### Task description
Look through the data below and return each line where "земскихъ" appears.

Stored entries

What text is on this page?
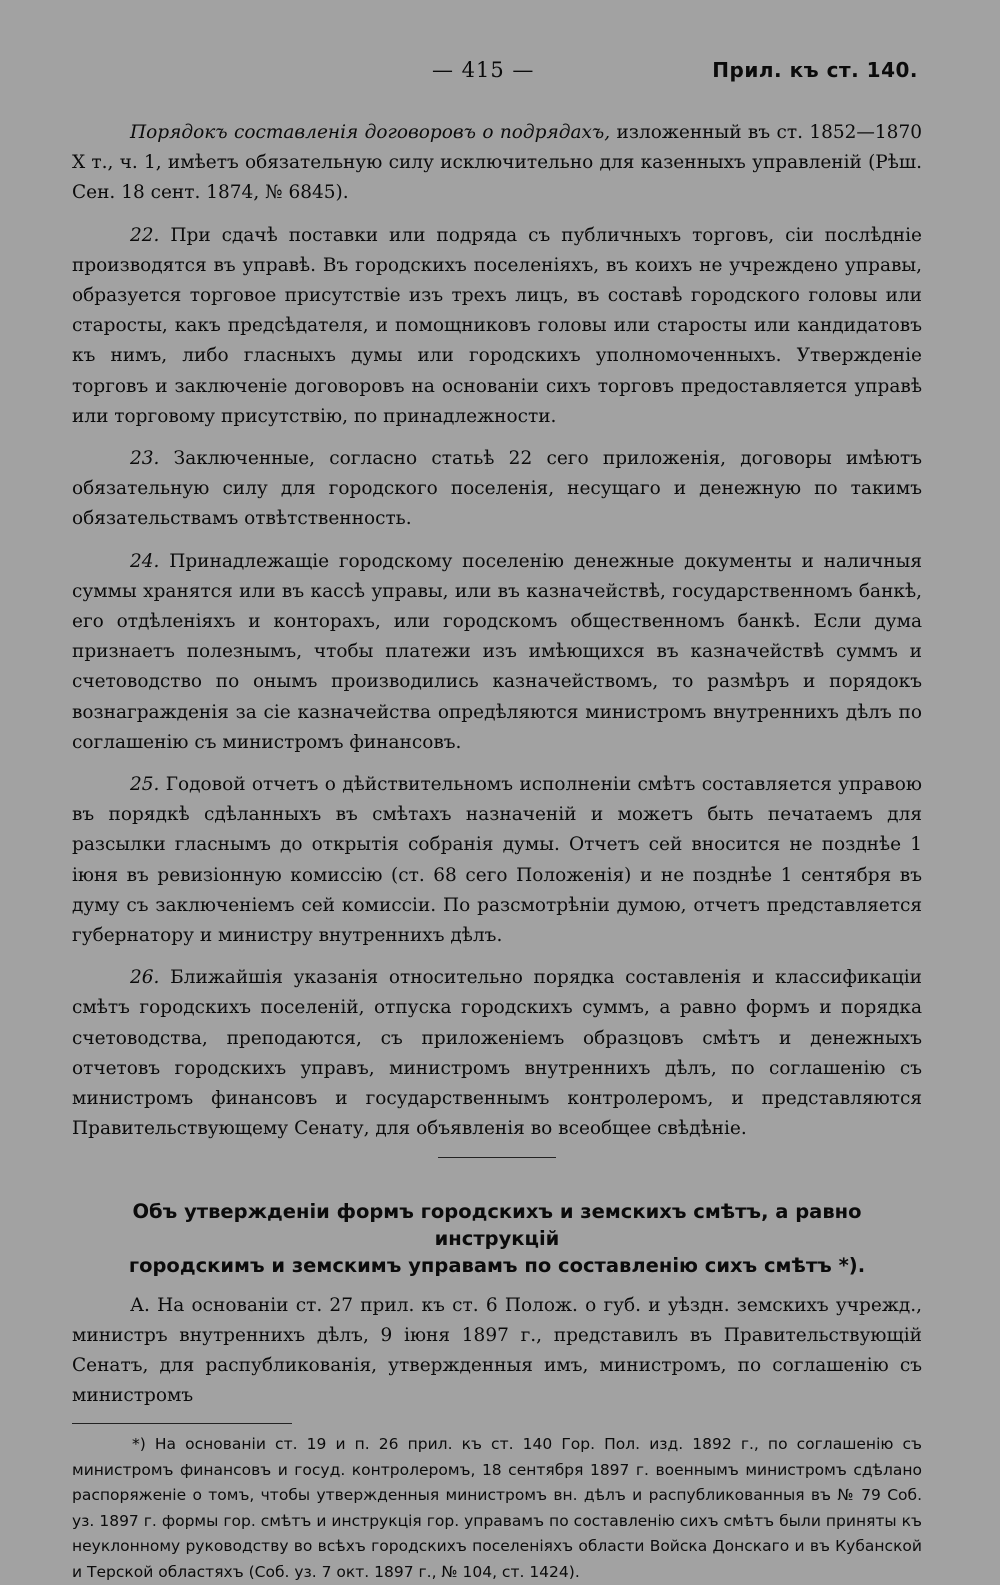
— 415 —	Прил. къ ст. 140.

Порядокъ составленія договоровъ о подрядахъ, изложенный въ ст. 1852—1870 X т., ч. 1, имѣетъ обязательную силу исключительно для казенныхъ управленій (Рѣш. Сен. 18 сент. 1874, № 6845).

22. При сдачѣ поставки или подряда съ публичныхъ торговъ, сіи послѣдніе производятся въ управѣ. Въ городскихъ поселеніяхъ, въ коихъ не учреждено управы, образуется торговое присутствіе изъ трехъ лицъ, въ составѣ городского головы или старосты, какъ предсѣдателя, и помощниковъ головы или старосты или кандидатовъ къ нимъ, либо гласныхъ думы или городскихъ уполномоченныхъ. Утвержденіе торговъ и заключеніе договоровъ на основаніи сихъ торговъ предоставляется управѣ или торговому присутствію, по принадлежности.

23. Заключенные, согласно статьѣ 22 сего приложенія, договоры имѣютъ обязательную силу для городского поселенія, несущаго и денежную по такимъ обязательствамъ отвѣтственность.

24. Принадлежащіе городскому поселенію денежные документы и наличныя суммы хранятся или въ кассѣ управы, или въ казначействѣ, государственномъ банкѣ, его отдѣленіяхъ и конторахъ, или городскомъ общественномъ банкѣ. Если дума признаетъ полезнымъ, чтобы платежи изъ имѣющихся въ казначействѣ суммъ и счетоводство по онымъ производились казначействомъ, то размѣръ и порядокъ вознагражденія за сіе казначейства опредѣляются министромъ внутреннихъ дѣлъ по соглашенію съ министромъ финансовъ.

25. Годовой отчетъ о дѣйствительномъ исполненіи смѣтъ составляется управою въ порядкѣ сдѣланныхъ въ смѣтахъ назначеній и можетъ быть печатаемъ для разсылки гласнымъ до открытія собранія думы. Отчетъ сей вносится не позднѣе 1 іюня въ ревизіонную комиссію (ст. 68 сего Положенія) и не позднѣе 1 сентября въ думу съ заключеніемъ сей комиссіи. По разсмотрѣніи думою, отчетъ представляется губернатору и министру внутреннихъ дѣлъ.

26. Ближайшія указанія относительно порядка составленія и классификаціи смѣтъ городскихъ поселеній, отпуска городскихъ суммъ, а равно формъ и порядка счетоводства, преподаются, съ приложеніемъ образцовъ смѣтъ и денежныхъ отчетовъ городскихъ управъ, министромъ внутреннихъ дѣлъ, по соглашенію съ министромъ финансовъ и государственнымъ контролеромъ, и представляются Правительствующему Сенату, для объявленія во всеобщее свѣдѣніе.

Объ утвержденіи формъ городскихъ и земскихъ смѣтъ, а равно инструкцій
городскимъ и земскимъ управамъ по составленію сихъ смѣтъ *).

А. На основаніи ст. 27 прил. къ ст. 6 Полож. о губ. и уѣздн. земскихъ учрежд., министръ внутреннихъ дѣлъ, 9 іюня 1897 г., представилъ въ Правительствующій Сенатъ, для распубликованія, утвержденныя имъ, министромъ, по соглашенію съ министромъ

*) На основаніи ст. 19 и п. 26 прил. къ ст. 140 Гор. Пол. изд. 1892 г., по соглашенію съ министромъ финансовъ и госуд. контролеромъ, 18 сентября 1897 г. военнымъ министромъ сдѣлано распоряженіе о томъ, чтобы утвержденныя министромъ вн. дѣлъ и распубликованныя въ № 79 Соб. уз. 1897 г. формы гор. смѣтъ и инструкція гор. управамъ по составленію сихъ смѣтъ были приняты къ неуклонному руководству во всѣхъ городскихъ поселеніяхъ области Войска Донскаго и въ Кубанской и Терской областяхъ (Соб. уз. 7 окт. 1897 г., № 104, ст. 1424).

### Solution to this task
Объ утвержденіи формъ городскихъ и земскихъ смѣтъ, а равно инструкцій
А. На основаніи ст. 27 прил. къ ст. 6 Полож. о губ. и уѣздн. земскихъ учрежд., министръ внутреннихъ дѣлъ, 9 іюня 1897 г., представилъ въ Правительствующій Сенатъ, для распубликованія, утвержденныя имъ, министромъ, по соглашенію съ министромъ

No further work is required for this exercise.